## CHALLENGE
Your answer should be one number: the count of lines in these entries that hold the word "Leonh".

===== PROVIDED RECORDS =====

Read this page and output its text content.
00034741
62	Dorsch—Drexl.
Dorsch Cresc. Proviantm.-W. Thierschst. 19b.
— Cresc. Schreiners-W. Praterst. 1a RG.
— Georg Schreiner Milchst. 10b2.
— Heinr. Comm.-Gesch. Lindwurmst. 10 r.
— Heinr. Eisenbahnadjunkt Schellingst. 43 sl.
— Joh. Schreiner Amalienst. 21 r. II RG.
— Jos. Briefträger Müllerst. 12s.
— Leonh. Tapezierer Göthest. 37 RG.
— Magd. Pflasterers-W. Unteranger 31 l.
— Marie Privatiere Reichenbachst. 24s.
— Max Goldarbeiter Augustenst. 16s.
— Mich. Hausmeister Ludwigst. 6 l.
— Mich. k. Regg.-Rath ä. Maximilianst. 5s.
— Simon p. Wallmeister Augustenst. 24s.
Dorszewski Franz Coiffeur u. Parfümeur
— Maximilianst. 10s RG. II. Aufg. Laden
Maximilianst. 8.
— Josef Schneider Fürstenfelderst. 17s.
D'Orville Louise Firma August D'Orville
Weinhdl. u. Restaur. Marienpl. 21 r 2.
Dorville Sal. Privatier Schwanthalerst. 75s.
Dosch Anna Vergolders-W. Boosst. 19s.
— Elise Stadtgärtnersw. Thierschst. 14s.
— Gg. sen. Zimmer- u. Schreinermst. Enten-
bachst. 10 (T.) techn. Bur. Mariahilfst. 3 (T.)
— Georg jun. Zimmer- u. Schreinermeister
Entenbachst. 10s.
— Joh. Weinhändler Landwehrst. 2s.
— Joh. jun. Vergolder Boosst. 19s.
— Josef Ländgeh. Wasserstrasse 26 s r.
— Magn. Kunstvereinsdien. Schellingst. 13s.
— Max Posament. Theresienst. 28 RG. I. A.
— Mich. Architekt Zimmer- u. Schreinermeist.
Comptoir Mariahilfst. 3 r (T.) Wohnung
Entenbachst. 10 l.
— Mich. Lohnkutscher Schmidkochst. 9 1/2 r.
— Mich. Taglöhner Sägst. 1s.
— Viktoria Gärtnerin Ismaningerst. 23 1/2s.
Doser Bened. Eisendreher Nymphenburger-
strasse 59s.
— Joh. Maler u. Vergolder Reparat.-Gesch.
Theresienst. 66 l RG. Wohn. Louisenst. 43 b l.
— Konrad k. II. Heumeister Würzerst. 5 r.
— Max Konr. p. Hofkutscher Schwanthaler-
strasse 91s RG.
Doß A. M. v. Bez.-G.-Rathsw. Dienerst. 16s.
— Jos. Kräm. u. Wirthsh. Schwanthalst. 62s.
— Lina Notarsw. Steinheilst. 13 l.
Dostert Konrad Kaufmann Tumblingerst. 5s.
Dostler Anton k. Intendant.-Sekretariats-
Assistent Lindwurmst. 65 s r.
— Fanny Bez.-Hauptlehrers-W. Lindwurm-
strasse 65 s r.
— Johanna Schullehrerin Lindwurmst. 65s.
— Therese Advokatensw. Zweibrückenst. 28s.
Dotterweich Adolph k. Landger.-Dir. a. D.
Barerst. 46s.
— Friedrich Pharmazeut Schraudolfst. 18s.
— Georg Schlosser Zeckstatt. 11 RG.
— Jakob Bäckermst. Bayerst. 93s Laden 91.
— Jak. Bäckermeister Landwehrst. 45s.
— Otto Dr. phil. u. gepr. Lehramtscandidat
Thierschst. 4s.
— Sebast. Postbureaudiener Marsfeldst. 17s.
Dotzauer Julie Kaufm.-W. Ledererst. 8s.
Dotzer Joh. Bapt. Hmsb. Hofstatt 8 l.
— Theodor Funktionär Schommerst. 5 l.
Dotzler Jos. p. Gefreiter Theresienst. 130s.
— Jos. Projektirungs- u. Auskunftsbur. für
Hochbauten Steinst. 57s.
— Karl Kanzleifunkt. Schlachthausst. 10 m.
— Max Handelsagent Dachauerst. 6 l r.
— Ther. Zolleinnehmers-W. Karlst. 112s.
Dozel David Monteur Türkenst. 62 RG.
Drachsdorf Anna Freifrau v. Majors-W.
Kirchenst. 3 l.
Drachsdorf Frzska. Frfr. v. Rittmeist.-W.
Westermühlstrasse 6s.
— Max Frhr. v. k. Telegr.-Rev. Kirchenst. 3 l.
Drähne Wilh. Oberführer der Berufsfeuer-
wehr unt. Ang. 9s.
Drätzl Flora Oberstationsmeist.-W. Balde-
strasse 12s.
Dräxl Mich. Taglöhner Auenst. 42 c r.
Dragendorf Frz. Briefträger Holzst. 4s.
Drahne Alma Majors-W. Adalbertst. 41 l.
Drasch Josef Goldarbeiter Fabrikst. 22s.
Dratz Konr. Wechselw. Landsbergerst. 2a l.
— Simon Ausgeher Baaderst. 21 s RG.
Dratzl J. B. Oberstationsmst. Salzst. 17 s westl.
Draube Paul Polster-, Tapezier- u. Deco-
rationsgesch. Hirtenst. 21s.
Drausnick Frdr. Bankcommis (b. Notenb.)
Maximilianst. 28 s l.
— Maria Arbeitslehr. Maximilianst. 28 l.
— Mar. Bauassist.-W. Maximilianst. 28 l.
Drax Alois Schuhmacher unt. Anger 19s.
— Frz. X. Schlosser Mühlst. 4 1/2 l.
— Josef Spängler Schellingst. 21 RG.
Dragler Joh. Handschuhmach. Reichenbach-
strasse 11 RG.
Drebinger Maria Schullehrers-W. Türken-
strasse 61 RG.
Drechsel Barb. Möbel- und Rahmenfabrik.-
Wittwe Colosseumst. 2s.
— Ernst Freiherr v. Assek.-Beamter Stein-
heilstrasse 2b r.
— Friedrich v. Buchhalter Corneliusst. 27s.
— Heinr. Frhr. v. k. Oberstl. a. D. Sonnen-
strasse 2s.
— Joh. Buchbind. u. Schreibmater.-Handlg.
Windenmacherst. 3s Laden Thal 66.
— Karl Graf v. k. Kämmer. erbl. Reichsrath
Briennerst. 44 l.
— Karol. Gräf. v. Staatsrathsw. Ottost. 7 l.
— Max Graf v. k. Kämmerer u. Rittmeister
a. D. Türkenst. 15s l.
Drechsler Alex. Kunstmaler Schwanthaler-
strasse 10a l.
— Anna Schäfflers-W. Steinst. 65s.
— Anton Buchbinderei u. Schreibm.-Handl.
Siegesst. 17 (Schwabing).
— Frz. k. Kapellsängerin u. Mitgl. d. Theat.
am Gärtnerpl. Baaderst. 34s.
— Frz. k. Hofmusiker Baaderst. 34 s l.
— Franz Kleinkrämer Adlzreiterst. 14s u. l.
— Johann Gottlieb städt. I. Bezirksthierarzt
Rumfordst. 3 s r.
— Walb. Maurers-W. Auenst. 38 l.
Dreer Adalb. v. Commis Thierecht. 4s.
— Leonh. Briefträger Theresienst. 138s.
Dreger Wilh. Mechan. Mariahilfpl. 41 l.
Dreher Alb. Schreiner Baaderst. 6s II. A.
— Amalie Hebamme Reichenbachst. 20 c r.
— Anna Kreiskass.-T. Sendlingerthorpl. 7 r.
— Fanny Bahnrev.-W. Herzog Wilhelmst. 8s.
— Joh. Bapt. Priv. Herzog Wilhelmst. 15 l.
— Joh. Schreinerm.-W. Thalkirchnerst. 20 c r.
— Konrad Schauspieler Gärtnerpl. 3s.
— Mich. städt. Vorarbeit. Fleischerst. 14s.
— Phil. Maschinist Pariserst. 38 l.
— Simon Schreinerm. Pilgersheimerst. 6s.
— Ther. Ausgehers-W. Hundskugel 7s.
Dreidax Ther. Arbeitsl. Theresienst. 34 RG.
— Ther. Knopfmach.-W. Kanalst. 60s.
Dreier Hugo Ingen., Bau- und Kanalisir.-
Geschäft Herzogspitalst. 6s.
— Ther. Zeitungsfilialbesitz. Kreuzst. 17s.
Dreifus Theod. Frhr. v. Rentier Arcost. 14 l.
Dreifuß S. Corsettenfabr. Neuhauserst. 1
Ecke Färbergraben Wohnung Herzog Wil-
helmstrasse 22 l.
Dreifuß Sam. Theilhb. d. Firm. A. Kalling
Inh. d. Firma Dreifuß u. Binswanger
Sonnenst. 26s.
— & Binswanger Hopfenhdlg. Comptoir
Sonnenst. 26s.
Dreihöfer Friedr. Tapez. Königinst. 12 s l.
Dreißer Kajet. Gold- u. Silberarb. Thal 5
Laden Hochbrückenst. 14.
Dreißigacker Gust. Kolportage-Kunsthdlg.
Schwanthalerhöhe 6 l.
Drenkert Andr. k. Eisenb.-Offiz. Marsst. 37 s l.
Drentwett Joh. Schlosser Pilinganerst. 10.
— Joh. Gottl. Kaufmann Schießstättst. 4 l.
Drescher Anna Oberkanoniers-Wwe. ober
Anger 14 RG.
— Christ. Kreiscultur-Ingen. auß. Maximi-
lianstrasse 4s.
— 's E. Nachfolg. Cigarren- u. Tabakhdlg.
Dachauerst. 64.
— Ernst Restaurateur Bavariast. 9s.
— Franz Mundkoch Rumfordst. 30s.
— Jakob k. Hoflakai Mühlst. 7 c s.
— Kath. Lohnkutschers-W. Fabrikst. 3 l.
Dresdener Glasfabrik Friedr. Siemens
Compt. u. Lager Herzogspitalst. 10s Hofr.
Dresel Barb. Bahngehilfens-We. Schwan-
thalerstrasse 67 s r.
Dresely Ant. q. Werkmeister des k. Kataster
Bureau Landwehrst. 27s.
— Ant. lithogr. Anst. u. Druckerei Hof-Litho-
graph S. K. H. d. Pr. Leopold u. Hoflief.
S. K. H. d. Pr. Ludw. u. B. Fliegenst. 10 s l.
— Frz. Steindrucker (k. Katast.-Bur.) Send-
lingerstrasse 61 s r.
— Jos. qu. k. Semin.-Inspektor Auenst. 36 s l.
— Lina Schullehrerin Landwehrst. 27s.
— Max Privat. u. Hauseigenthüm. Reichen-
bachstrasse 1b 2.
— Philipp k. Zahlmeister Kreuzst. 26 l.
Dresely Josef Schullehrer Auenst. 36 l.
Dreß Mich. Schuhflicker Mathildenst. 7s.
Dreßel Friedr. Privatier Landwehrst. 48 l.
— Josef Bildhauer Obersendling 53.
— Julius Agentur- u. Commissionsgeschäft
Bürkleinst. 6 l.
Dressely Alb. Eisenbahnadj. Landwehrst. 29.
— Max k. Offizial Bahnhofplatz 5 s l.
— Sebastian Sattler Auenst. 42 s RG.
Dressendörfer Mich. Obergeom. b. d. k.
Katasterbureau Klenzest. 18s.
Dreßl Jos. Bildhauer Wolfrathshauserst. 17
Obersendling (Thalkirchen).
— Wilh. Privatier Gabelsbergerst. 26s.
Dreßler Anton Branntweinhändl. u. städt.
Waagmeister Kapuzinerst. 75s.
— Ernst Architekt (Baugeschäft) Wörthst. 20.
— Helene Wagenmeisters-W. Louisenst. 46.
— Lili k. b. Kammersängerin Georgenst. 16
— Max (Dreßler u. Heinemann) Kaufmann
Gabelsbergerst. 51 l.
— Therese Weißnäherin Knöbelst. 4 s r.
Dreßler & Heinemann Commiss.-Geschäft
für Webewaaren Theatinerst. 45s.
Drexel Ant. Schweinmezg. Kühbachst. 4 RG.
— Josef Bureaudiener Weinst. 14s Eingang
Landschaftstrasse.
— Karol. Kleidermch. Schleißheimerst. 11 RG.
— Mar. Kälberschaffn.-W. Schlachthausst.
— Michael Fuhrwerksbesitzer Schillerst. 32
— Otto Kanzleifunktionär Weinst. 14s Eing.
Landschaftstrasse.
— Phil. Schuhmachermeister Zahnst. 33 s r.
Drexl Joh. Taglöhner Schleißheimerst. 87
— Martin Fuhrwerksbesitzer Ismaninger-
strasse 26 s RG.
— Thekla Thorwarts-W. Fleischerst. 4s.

=====

## EXERCISE RESULT
2